TASK TO CARRY OUT: Could you write out every entry exactly as it stands?

RECORD SET:

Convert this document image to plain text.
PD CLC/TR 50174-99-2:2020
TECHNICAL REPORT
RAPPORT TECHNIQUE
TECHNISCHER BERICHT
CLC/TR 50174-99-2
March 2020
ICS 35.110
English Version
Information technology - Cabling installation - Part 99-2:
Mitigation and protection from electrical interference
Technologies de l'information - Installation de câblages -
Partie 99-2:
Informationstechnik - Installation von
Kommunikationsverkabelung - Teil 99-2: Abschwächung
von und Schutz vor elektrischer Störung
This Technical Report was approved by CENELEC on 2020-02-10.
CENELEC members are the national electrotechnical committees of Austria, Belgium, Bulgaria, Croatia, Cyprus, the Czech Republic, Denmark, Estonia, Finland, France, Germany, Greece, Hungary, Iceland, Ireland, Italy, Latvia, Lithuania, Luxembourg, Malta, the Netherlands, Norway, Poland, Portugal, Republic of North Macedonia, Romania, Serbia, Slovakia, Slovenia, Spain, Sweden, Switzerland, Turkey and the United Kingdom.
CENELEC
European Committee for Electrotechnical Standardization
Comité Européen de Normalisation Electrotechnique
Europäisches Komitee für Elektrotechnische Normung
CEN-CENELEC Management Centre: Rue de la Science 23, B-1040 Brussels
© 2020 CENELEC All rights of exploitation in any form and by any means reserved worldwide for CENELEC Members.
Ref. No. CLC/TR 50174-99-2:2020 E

TASK SOLUTION:
Convert this document image to plain text.
PD CLC/TR 50174-99-2:2020
TECHNICAL REPORT
RAPPORT TECHNIQUE
TECHNISCHER BERICHT
CLC/TR 50174-99-2
March 2020
ICS 35.110
English Version
Information technology - Cabling installation - Part 99-2:
Mitigation and protection from electrical interference
Technologies de l'information - Installation de câblages -
Partie 99-2:
Informationstechnik - Installation von
Kommunikationsverkabelung - Teil 99-2: Abschwächung
von und Schutz vor elektrischer Störung
This Technical Report was approved by CENELEC on 2020-02-10.
CENELEC members are the national electrotechnical committees of Austria, Belgium, Bulgaria, Croatia, Cyprus, the Czech Republic, Denmark, Estonia, Finland, France, Germany, Greece, Hungary, Iceland, Ireland, Italy, Latvia, Lithuania, Luxembourg, Malta, the Netherlands, Norway, Poland, Portugal, Republic of North Macedonia, Romania, Serbia, Slovakia, Slovenia, Spain, Sweden, Switzerland, Turkey and the United Kingdom.
CENELEC
European Committee for Electrotechnical Standardization
Comité Européen de Normalisation Electrotechnique
Europäisches Komitee für Elektrotechnische Normung
CEN-CENELEC Management Centre: Rue de la Science 23, B-1040 Brussels
© 2020 CENELEC All rights of exploitation in any form and by any means reserved worldwide for CENELEC Members.
Ref. No. CLC/TR 50174-99-2:2020 E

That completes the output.